## Records to use
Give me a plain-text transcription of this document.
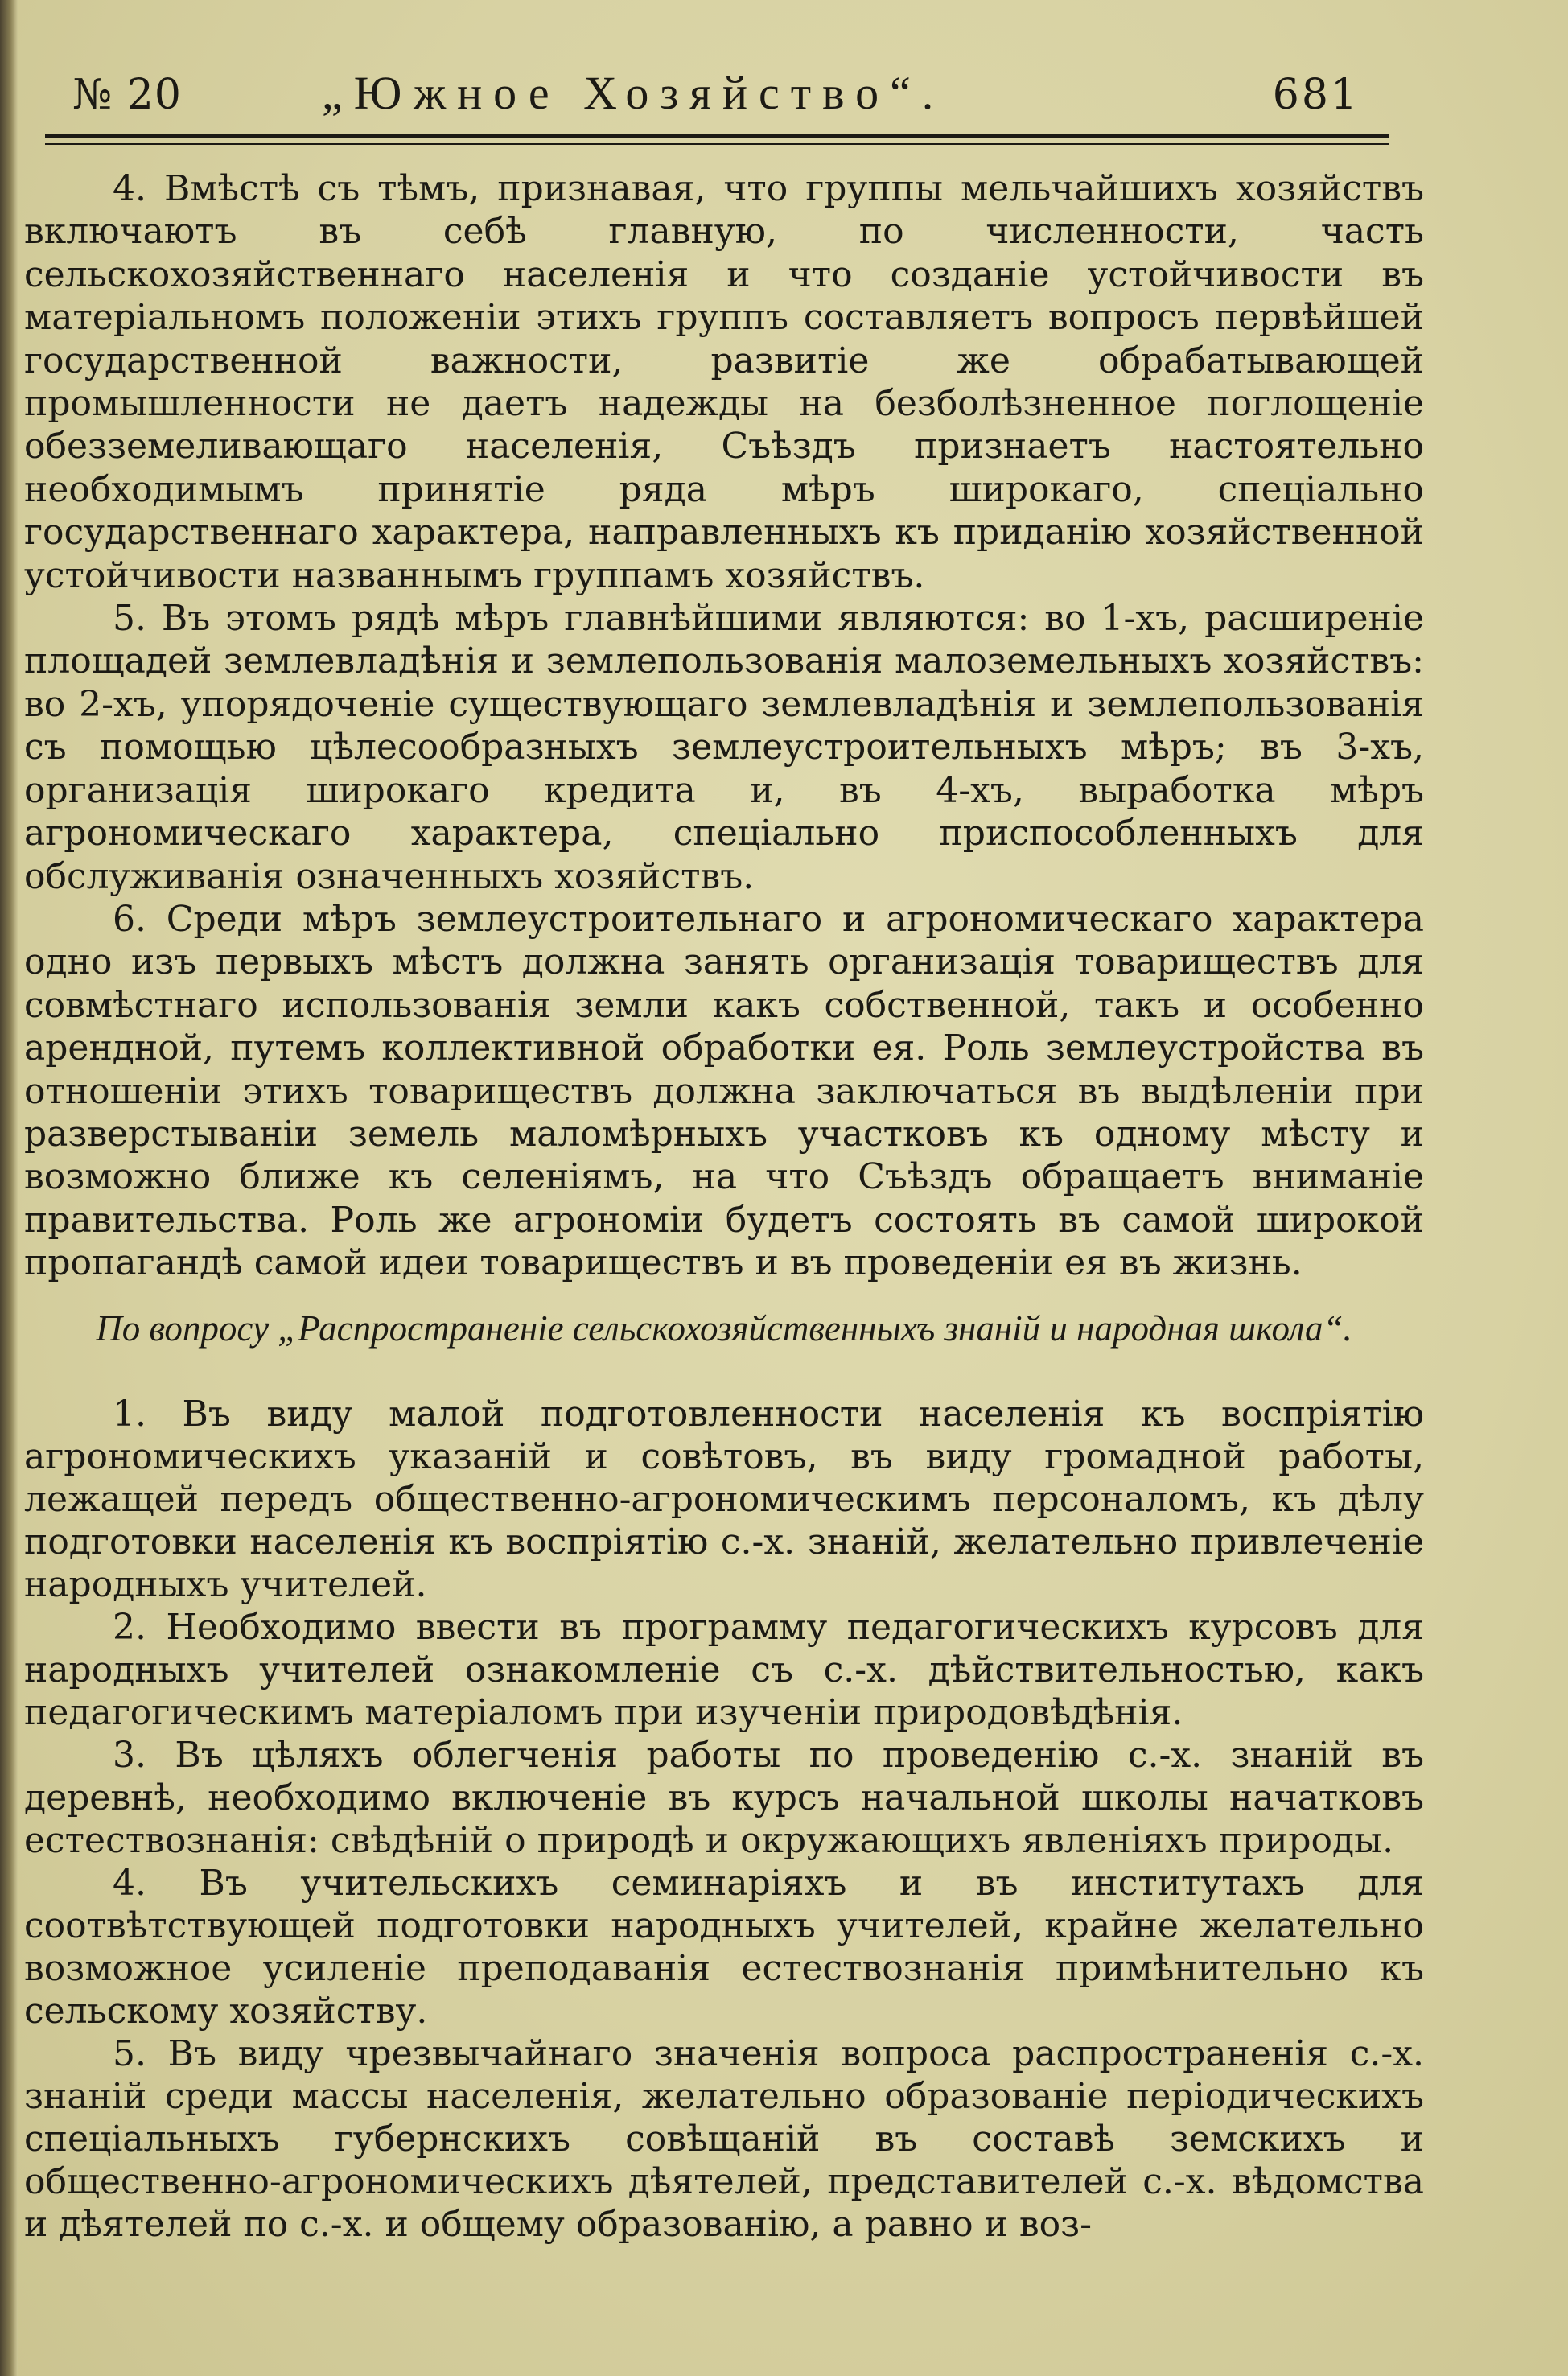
№ 20	„Южное Хозяйство“.	681

4. Вмѣстѣ съ тѣмъ, признавая, что группы мельчайшихъ хозяйствъ включаютъ въ себѣ главную, по численности, часть сельскохозяйственнаго населенія и что созданіе устойчивости въ матеріальномъ положеніи этихъ группъ составляетъ вопросъ первѣйшей государственной важности, развитіе же обрабатывающей промышленности не даетъ надежды на безболѣзненное поглощеніе обезземеливающаго населенія, Съѣздъ признаетъ настоятельно необходимымъ принятіе ряда мѣръ широкаго, спеціально государственнаго характера, направленныхъ къ приданію хозяйственной устойчивости названнымъ группамъ хозяйствъ.

5. Въ этомъ рядѣ мѣръ главнѣйшими являются: во 1-хъ, расширеніе площадей землевладѣнія и землепользованія малоземельныхъ хозяйствъ: во 2-хъ, упорядоченіе существующаго землевладѣнія и землепользованія съ помощью цѣлесообразныхъ землеустроительныхъ мѣръ; въ 3-хъ, организація широкаго кредита и, въ 4-хъ, выработка мѣръ агрономическаго характера, спеціально приспособленныхъ для обслуживанія означенныхъ хозяйствъ.

6. Среди мѣръ землеустроительнаго и агрономическаго характера одно изъ первыхъ мѣстъ должна занять организація товариществъ для совмѣстнаго использованія земли какъ собственной, такъ и особенно арендной, путемъ коллективной обработки ея. Роль землеустройства въ отношеніи этихъ товариществъ должна заключаться въ выдѣленіи при разверстываніи земель маломѣрныхъ участковъ къ одному мѣсту и возможно ближе къ селеніямъ, на что Съѣздъ обращаетъ вниманіе правительства. Роль же агрономіи будетъ состоять въ самой широкой пропагандѣ самой идеи товариществъ и въ проведеніи ея въ жизнь.

По вопросу „Распространеніе сельскохозяйственныхъ знаній и народная школа“.

1. Въ виду малой подготовленности населенія къ воспріятію агрономическихъ указаній и совѣтовъ, въ виду громадной работы, лежащей передъ общественно-агрономическимъ персоналомъ, къ дѣлу подготовки населенія къ воспріятію с.-х. знаній, желательно привлеченіе народныхъ учителей.

2. Необходимо ввести въ программу педагогическихъ курсовъ для народныхъ учителей ознакомленіе съ с.-х. дѣйствительностью, какъ педагогическимъ матеріаломъ при изученіи природовѣдѣнія.

3. Въ цѣляхъ облегченія работы по проведенію с.-х. знаній въ деревнѣ, необходимо включеніе въ курсъ начальной школы начатковъ естествознанія: свѣдѣній о природѣ и окружающихъ явленіяхъ природы.

4. Въ учительскихъ семинаріяхъ и въ институтахъ для соотвѣтствующей подготовки народныхъ учителей, крайне желательно возможное усиленіе преподаванія естествознанія примѣнительно къ сельскому хозяйству.

5. Въ виду чрезвычайнаго значенія вопроса распространенія с.-х. знаній среди массы населенія, желательно образованіе періодическихъ спеціальныхъ губернскихъ совѣщаній въ составѣ земскихъ и общественно-агрономическихъ дѣятелей, представителей с.-х. вѣдомства и дѣятелей по с.-х. и общему образованію, а равно и воз-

## Task description
Keep the pictures out and write out the records exactly.

## Task solution
Give me a plain-text transcription of this document.
№ 20	„Южное Хозяйство“.	681

4. Вмѣстѣ съ тѣмъ, признавая, что группы мельчайшихъ хозяйствъ включаютъ въ себѣ главную, по численности, часть сельскохозяйственнаго населенія и что созданіе устойчивости въ матеріальномъ положеніи этихъ группъ составляетъ вопросъ первѣйшей государственной важности, развитіе же обрабатывающей промышленности не даетъ надежды на безболѣзненное поглощеніе обезземеливающаго населенія, Съѣздъ признаетъ настоятельно необходимымъ принятіе ряда мѣръ широкаго, спеціально государственнаго характера, направленныхъ къ приданію хозяйственной устойчивости названнымъ группамъ хозяйствъ.

5. Въ этомъ рядѣ мѣръ главнѣйшими являются: во 1-хъ, расширеніе площадей землевладѣнія и землепользованія малоземельныхъ хозяйствъ: во 2-хъ, упорядоченіе существующаго землевладѣнія и землепользованія съ помощью цѣлесообразныхъ землеустроительныхъ мѣръ; въ 3-хъ, организація широкаго кредита и, въ 4-хъ, выработка мѣръ агрономическаго характера, спеціально приспособленныхъ для обслуживанія означенныхъ хозяйствъ.

6. Среди мѣръ землеустроительнаго и агрономическаго характера одно изъ первыхъ мѣстъ должна занять организація товариществъ для совмѣстнаго использованія земли какъ собственной, такъ и особенно арендной, путемъ коллективной обработки ея. Роль землеустройства въ отношеніи этихъ товариществъ должна заключаться въ выдѣленіи при разверстываніи земель маломѣрныхъ участковъ къ одному мѣсту и возможно ближе къ селеніямъ, на что Съѣздъ обращаетъ вниманіе правительства. Роль же агрономіи будетъ состоять въ самой широкой пропагандѣ самой идеи товариществъ и въ проведеніи ея въ жизнь.

По вопросу „Распространеніе сельскохозяйственныхъ знаній и народная школа“.

1. Въ виду малой подготовленности населенія къ воспріятію агрономическихъ указаній и совѣтовъ, въ виду громадной работы, лежащей передъ общественно-агрономическимъ персоналомъ, къ дѣлу подготовки населенія къ воспріятію с.-х. знаній, желательно привлеченіе народныхъ учителей.

2. Необходимо ввести въ программу педагогическихъ курсовъ для народныхъ учителей ознакомленіе съ с.-х. дѣйствительностью, какъ педагогическимъ матеріаломъ при изученіи природовѣдѣнія.

3. Въ цѣляхъ облегченія работы по проведенію с.-х. знаній въ деревнѣ, необходимо включеніе въ курсъ начальной школы начатковъ естествознанія: свѣдѣній о природѣ и окружающихъ явленіяхъ природы.

4. Въ учительскихъ семинаріяхъ и въ институтахъ для соотвѣтствующей подготовки народныхъ учителей, крайне желательно возможное усиленіе преподаванія естествознанія примѣнительно къ сельскому хозяйству.

5. Въ виду чрезвычайнаго значенія вопроса распространенія с.-х. знаній среди массы населенія, желательно образованіе періодическихъ спеціальныхъ губернскихъ совѣщаній въ составѣ земскихъ и общественно-агрономическихъ дѣятелей, представителей с.-х. вѣдомства и дѣятелей по с.-х. и общему образованію, а равно и воз-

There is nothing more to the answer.